AVAILABLE DATA:
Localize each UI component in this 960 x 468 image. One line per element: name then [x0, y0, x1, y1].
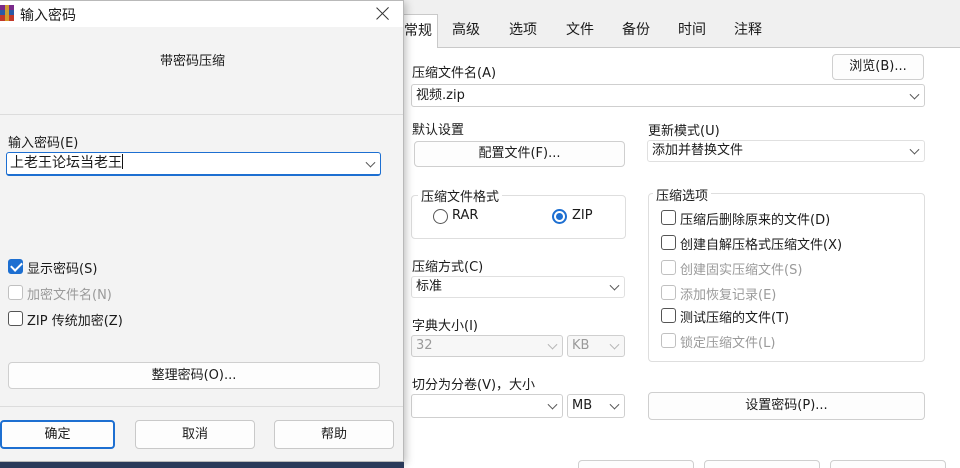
archive-name-combo[interactable]: 视频.zip: [411, 84, 925, 107]
delete-after-checkbox[interactable]: [661, 210, 676, 225]
bottom-button-1[interactable]: [578, 460, 694, 468]
dictionary-unit-value: KB: [572, 338, 590, 353]
set-password-button[interactable]: 设置密码(P)...: [648, 392, 925, 420]
winrar-app-icon: [0, 5, 14, 21]
dictionary-size-select[interactable]: 32: [411, 335, 563, 357]
update-mode-value: 添加并替换文件: [652, 143, 744, 158]
chevron-down-icon: [547, 339, 558, 350]
dialog-title: 输入密码: [20, 8, 76, 24]
tab-backup[interactable]: 备份: [614, 14, 658, 48]
divider: [0, 114, 403, 115]
method-label: 压缩方式(C): [412, 260, 484, 275]
chevron-down-icon: [609, 280, 620, 291]
ok-button[interactable]: 确定: [0, 420, 115, 449]
password-label: 输入密码(E): [8, 136, 79, 151]
chevron-down-icon: [609, 399, 620, 410]
split-volumes-label: 切分为分卷(V)，大小: [412, 378, 536, 393]
create-sfx-label: 创建自解压格式压缩文件(X): [680, 238, 843, 253]
tab-comment[interactable]: 注释: [726, 14, 770, 48]
method-value: 标准: [416, 279, 443, 294]
profiles-button[interactable]: 配置文件(F)...: [414, 141, 625, 167]
tab-advanced[interactable]: 高级: [444, 14, 488, 48]
text-caret: [122, 154, 123, 169]
zip-legacy-encryption-checkbox[interactable]: [8, 311, 23, 326]
lock-archive-checkbox[interactable]: [661, 333, 676, 348]
format-rar-radio[interactable]: [433, 209, 448, 224]
password-history-dropdown[interactable]: [362, 153, 380, 174]
format-rar-label: RAR: [452, 208, 479, 223]
update-mode-label: 更新模式(U): [648, 124, 720, 139]
tab-bar: 常规 高级 选项 文件 备份 时间 注释: [398, 14, 960, 49]
chevron-down-icon: [365, 157, 376, 168]
help-button[interactable]: 帮助: [274, 420, 394, 449]
encrypt-filenames-label: 加密文件名(N): [27, 288, 112, 303]
zip-legacy-encryption-label: ZIP 传统加密(Z): [27, 314, 123, 329]
default-profile-label: 默认设置: [412, 123, 465, 138]
recovery-record-label: 添加恢复记录(E): [680, 288, 777, 303]
bottom-button-2[interactable]: [704, 460, 820, 468]
cancel-button[interactable]: 取消: [135, 420, 255, 449]
bottom-button-3[interactable]: [830, 460, 946, 468]
archive-name-label: 压缩文件名(A): [412, 66, 497, 81]
format-zip-label: ZIP: [572, 208, 593, 223]
dictionary-unit-select[interactable]: KB: [567, 335, 625, 357]
close-icon[interactable]: [373, 4, 393, 24]
taskbar-strip: [0, 462, 404, 468]
password-input[interactable]: 上老王论坛当老王: [6, 152, 381, 176]
encrypt-filenames-checkbox[interactable]: [8, 285, 23, 300]
show-password-checkbox[interactable]: [8, 259, 23, 274]
tab-time[interactable]: 时间: [670, 14, 714, 48]
archiving-options-title: 压缩选项: [653, 185, 712, 204]
create-solid-checkbox[interactable]: [661, 260, 676, 275]
test-archived-checkbox[interactable]: [661, 308, 676, 323]
archive-format-title: 压缩文件格式: [418, 186, 503, 205]
format-zip-radio[interactable]: [552, 209, 567, 224]
chevron-down-icon: [609, 339, 620, 350]
archive-name-value: 视频.zip: [416, 88, 465, 103]
tab-options[interactable]: 选项: [501, 14, 545, 48]
organize-passwords-button[interactable]: 整理密码(O)...: [8, 362, 380, 389]
show-password-label: 显示密码(S): [27, 262, 98, 277]
update-mode-select[interactable]: 添加并替换文件: [647, 140, 925, 162]
dictionary-size-value: 32: [416, 338, 433, 353]
chevron-down-icon: [909, 144, 920, 155]
tab-files[interactable]: 文件: [558, 14, 602, 48]
password-value: 上老王论坛当老王: [10, 155, 122, 171]
divider: [0, 406, 403, 407]
dialog-subtitle: 带密码压缩: [160, 54, 226, 69]
tab-general[interactable]: 常规: [398, 14, 438, 49]
split-unit-value: MB: [572, 398, 593, 413]
split-size-combo[interactable]: [411, 394, 563, 418]
lock-archive-label: 锁定压缩文件(L): [680, 336, 776, 351]
delete-after-label: 压缩后删除原来的文件(D): [680, 213, 831, 228]
method-select[interactable]: 标准: [411, 276, 625, 298]
test-archived-label: 测试压缩的文件(T): [680, 311, 790, 326]
create-sfx-checkbox[interactable]: [661, 235, 676, 250]
chevron-down-icon: [909, 89, 920, 100]
dictionary-size-label: 字典大小(I): [412, 319, 478, 334]
split-unit-select[interactable]: MB: [567, 394, 625, 418]
recovery-record-checkbox[interactable]: [661, 285, 676, 300]
chevron-down-icon: [547, 399, 558, 410]
title-bar: 输入密码: [0, 1, 403, 27]
enter-password-dialog: 输入密码 带密码压缩 输入密码(E) 上老王论坛当老王 显示密码(S) 加密文件…: [0, 0, 404, 462]
create-solid-label: 创建固实压缩文件(S): [680, 263, 803, 278]
browse-button[interactable]: 浏览(B)...: [832, 54, 924, 80]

WHAT YOU SHOULD DO:
Gather every line of the material above that contains the string "dictionary".

EXERCISE ANSWER:
dictionary-unit-value: KB: [572, 338, 590, 353]
dictionary-size-select[interactable]: 32: [411, 335, 563, 357]
dictionary-unit-select[interactable]: KB: [567, 335, 625, 357]
dictionary-size-value: 32: [416, 338, 433, 353]
dictionary-size-label: 字典大小(I): [412, 319, 478, 334]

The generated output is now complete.